(OBJECTIVE)
Make an exact copy of all the material below, apart from the pictures.

:: STORED RECORDS

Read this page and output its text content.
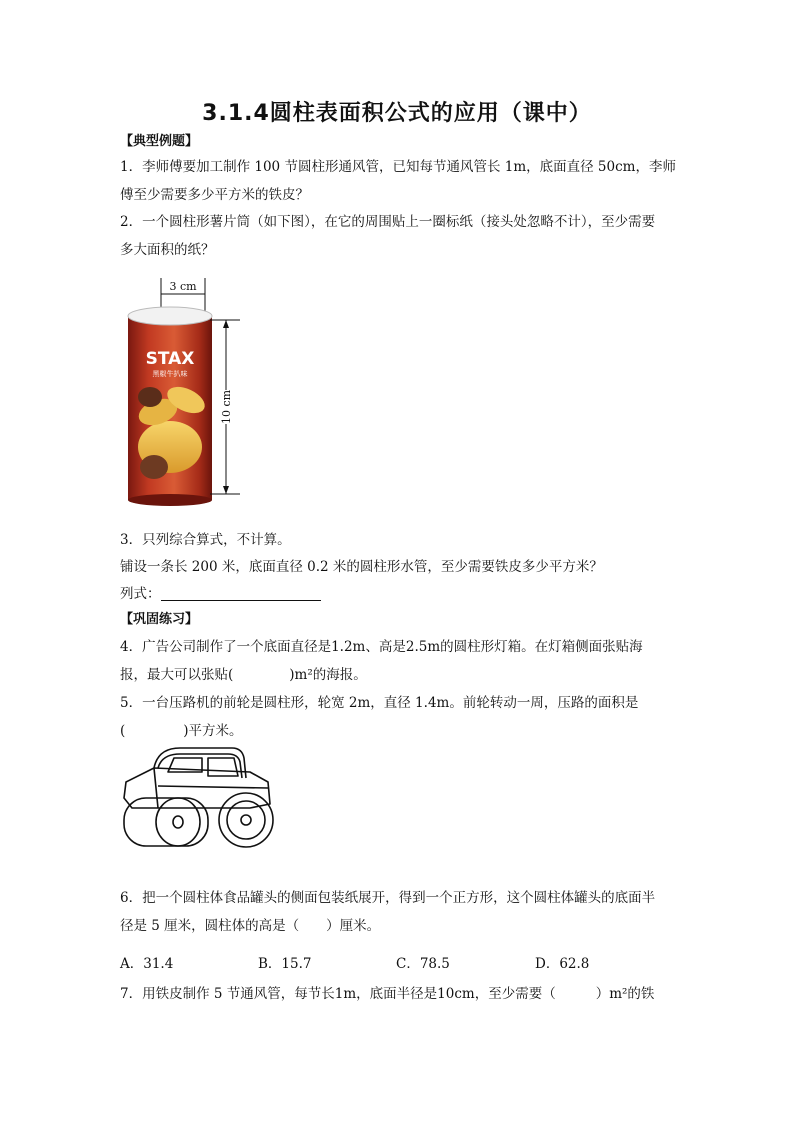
3.1.4圆柱表面积公式的应用（课中）
【典型例题】
1．李师傅要加工制作 100 节圆柱形通风管，已知每节通风管长 1m，底面直径 50cm，李师
傅至少需要多少平方米的铁皮？
2．一个圆柱形薯片筒（如下图），在它的周围贴上一圈标纸（接头处忽略不计），至少需要
多大面积的纸？
3 cm
STAX
黑椒牛扒味
10 cm
3．只列综合算式，不计算。
铺设一条长 200 米，底面直径 0.2 米的圆柱形水管，至少需要铁皮多少平方米？
列式：
【巩固练习】
4．广告公司制作了一个底面直径是1.2m、高是2.5m的圆柱形灯箱。在灯箱侧面张贴海
报，最大可以张贴(	)m²的海报。
5．一台压路机的前轮是圆柱形，轮宽 2m，直径 1.4m。前轮转动一周，压路的面积是
(	)平方米。
6．把一个圆柱体食品罐头的侧面包装纸展开，得到一个正方形，这个圆柱体罐头的底面半
径是 5 厘米，圆柱体的高是（　　）厘米。
A．31.4	B．15.7	C．78.5	D．62.8
7．用铁皮制作 5 节通风管，每节长1m，底面半径是10cm，至少需要（	）m²的铁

::::

(COMPLETED EXERCISE)
Read this page and output its text content.
3.1.4圆柱表面积公式的应用（课中）
【典型例题】
1．李师傅要加工制作 100 节圆柱形通风管，已知每节通风管长 1m，底面直径 50cm，李师
傅至少需要多少平方米的铁皮？
2．一个圆柱形薯片筒（如下图），在它的周围贴上一圈标纸（接头处忽略不计），至少需要
多大面积的纸？
3 cm
STAX
黑椒牛扒味
10 cm
3．只列综合算式，不计算。
铺设一条长 200 米，底面直径 0.2 米的圆柱形水管，至少需要铁皮多少平方米？
列式：
【巩固练习】
4．广告公司制作了一个底面直径是1.2m、高是2.5m的圆柱形灯箱。在灯箱侧面张贴海
报，最大可以张贴(	)m²的海报。
5．一台压路机的前轮是圆柱形，轮宽 2m，直径 1.4m。前轮转动一周，压路的面积是
(	)平方米。
6．把一个圆柱体食品罐头的侧面包装纸展开，得到一个正方形，这个圆柱体罐头的底面半
径是 5 厘米，圆柱体的高是（　　）厘米。
A．31.4	B．15.7	C．78.5	D．62.8
7．用铁皮制作 5 节通风管，每节长1m，底面半径是10cm，至少需要（	）m²的铁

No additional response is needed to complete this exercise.